— START —
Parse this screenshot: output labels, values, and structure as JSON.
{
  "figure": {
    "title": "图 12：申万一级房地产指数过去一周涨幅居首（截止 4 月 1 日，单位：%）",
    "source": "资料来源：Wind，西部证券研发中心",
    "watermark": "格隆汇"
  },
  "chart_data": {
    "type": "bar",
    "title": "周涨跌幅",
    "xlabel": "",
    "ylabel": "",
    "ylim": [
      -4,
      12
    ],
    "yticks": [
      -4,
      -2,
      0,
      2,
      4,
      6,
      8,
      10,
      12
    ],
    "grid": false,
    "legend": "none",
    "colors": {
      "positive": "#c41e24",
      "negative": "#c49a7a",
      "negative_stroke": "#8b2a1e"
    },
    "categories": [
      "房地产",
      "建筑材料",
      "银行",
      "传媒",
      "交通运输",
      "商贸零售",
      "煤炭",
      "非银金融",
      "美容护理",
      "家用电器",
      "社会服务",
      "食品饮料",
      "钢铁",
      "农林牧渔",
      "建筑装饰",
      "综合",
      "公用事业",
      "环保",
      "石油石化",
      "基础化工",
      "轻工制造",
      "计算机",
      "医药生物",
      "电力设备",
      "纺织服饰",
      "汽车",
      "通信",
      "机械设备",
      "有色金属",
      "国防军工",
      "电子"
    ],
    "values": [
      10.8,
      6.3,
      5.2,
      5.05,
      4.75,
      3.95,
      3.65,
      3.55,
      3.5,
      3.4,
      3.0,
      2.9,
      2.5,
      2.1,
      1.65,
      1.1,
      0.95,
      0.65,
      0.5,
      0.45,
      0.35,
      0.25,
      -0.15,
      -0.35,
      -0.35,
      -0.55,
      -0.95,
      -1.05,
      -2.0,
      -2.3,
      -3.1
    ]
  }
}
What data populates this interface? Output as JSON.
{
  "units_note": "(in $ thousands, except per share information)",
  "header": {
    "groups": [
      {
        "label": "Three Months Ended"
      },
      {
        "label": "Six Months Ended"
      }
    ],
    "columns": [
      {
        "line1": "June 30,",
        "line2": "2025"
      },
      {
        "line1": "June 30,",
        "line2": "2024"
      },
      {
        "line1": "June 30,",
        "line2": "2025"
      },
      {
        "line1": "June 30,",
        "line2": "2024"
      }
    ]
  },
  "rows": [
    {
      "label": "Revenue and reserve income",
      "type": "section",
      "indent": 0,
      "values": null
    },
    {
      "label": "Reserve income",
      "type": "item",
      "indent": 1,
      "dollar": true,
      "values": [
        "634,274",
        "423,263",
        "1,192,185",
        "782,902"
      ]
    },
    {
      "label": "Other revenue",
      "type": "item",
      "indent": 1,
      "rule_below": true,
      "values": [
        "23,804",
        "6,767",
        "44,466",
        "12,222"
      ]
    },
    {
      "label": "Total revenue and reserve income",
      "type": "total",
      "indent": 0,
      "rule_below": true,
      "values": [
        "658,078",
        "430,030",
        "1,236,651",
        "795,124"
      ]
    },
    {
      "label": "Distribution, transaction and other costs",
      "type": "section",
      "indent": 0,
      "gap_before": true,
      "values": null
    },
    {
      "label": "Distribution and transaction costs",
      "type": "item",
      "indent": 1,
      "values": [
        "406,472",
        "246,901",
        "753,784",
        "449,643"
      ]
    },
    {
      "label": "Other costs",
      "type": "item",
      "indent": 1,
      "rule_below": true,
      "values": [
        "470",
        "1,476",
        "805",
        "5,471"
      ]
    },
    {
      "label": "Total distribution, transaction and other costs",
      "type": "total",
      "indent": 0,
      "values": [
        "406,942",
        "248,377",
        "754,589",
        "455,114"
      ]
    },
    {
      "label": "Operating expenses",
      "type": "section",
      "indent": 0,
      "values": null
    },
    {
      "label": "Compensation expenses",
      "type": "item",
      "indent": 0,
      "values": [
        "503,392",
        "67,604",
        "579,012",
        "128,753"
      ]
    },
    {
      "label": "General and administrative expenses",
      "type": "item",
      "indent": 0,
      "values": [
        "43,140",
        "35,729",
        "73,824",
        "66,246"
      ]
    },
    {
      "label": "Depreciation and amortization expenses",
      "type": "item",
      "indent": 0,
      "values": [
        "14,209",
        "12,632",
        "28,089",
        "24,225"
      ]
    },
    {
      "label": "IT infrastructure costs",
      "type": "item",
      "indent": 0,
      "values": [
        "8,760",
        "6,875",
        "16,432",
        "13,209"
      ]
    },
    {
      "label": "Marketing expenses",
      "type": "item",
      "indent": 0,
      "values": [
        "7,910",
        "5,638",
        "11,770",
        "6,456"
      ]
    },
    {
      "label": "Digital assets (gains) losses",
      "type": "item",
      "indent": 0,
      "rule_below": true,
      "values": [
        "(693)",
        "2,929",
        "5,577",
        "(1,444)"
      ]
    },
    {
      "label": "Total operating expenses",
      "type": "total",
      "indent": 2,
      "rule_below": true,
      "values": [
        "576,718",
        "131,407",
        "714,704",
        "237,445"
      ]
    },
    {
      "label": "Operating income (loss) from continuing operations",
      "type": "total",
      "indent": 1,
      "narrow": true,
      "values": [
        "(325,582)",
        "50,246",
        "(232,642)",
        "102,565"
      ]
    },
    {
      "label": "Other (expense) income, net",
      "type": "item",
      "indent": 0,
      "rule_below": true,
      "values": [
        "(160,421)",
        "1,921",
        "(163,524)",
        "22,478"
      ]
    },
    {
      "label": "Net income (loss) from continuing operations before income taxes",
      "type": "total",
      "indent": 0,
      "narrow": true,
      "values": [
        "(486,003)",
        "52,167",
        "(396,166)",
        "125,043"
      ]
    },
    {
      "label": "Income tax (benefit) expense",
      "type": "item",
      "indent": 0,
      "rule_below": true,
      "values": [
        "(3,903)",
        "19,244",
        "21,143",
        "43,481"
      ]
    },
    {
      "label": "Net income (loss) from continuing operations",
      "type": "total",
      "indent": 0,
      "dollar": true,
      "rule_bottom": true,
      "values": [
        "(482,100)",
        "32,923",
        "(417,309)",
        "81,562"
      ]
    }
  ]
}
— END —
# Request
Look for "JSON" and pull out every line that has it.

# Finished exercise
Parse this screenshot: output labels, values, and structure as JSON.
What data populates this interface? Output as JSON.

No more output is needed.